***** RECORDS FOR THE TASK

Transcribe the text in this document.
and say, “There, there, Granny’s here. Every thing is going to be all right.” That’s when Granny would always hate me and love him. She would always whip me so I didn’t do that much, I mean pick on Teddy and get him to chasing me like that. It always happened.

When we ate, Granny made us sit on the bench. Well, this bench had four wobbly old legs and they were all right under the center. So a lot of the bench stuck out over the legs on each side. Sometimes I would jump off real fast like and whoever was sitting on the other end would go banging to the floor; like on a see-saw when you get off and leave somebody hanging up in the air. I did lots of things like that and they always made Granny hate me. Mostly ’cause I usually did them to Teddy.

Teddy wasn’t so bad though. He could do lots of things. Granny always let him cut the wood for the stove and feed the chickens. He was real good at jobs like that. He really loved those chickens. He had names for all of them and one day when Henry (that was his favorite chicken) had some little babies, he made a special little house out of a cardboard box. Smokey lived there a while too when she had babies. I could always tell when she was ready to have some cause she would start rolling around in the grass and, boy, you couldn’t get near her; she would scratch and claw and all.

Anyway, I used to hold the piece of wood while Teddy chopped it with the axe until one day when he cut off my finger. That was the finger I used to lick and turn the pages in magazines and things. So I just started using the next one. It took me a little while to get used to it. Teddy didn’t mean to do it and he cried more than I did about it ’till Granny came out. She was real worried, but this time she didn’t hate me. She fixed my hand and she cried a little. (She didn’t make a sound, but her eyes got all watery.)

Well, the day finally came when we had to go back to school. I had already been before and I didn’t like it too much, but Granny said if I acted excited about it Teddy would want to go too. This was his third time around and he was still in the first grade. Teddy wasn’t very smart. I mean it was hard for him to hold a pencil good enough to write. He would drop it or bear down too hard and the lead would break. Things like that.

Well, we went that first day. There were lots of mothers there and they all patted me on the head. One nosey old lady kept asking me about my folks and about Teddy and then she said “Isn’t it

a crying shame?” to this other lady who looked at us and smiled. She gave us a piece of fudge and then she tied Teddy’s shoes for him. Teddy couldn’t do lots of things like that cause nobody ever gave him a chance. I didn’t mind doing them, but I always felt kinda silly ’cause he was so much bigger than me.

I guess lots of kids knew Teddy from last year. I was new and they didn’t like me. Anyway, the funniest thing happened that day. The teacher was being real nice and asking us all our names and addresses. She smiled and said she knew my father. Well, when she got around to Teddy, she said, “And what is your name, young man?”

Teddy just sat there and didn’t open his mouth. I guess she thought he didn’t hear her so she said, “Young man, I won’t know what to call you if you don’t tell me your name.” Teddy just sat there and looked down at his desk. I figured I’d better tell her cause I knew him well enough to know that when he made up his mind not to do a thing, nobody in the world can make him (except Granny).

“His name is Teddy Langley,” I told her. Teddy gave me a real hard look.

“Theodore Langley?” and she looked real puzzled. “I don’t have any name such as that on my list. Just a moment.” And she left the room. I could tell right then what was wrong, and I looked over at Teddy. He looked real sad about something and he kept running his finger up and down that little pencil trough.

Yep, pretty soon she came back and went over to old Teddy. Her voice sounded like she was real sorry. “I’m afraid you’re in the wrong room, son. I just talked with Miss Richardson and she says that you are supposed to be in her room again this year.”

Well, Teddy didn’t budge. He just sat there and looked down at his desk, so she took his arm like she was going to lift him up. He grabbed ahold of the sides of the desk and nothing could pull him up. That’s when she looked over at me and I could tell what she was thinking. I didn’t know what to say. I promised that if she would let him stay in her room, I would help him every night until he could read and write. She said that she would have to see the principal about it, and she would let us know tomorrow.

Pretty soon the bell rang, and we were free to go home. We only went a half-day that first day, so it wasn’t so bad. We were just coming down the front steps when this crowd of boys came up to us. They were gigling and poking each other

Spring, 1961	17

**********

GOAL: In the listing above, locate each line with "mind" and copy it.

CORRECT ANSWER:
a crying shame?” to this other lady who looked at us and smiled. She gave us a piece of fudge and then she tied Teddy’s shoes for him. Teddy couldn’t do lots of things like that cause nobody ever gave him a chance. I didn’t mind doing them, but I always felt kinda silly ’cause he was so much bigger than me.
Teddy just sat there and didn’t open his mouth. I guess she thought he didn’t hear her so she said, “Young man, I won’t know what to call you if you don’t tell me your name.” Teddy just sat there and looked down at his desk. I figured I’d better tell her cause I knew him well enough to know that when he made up his mind not to do a thing, nobody in the world can make him (except Granny).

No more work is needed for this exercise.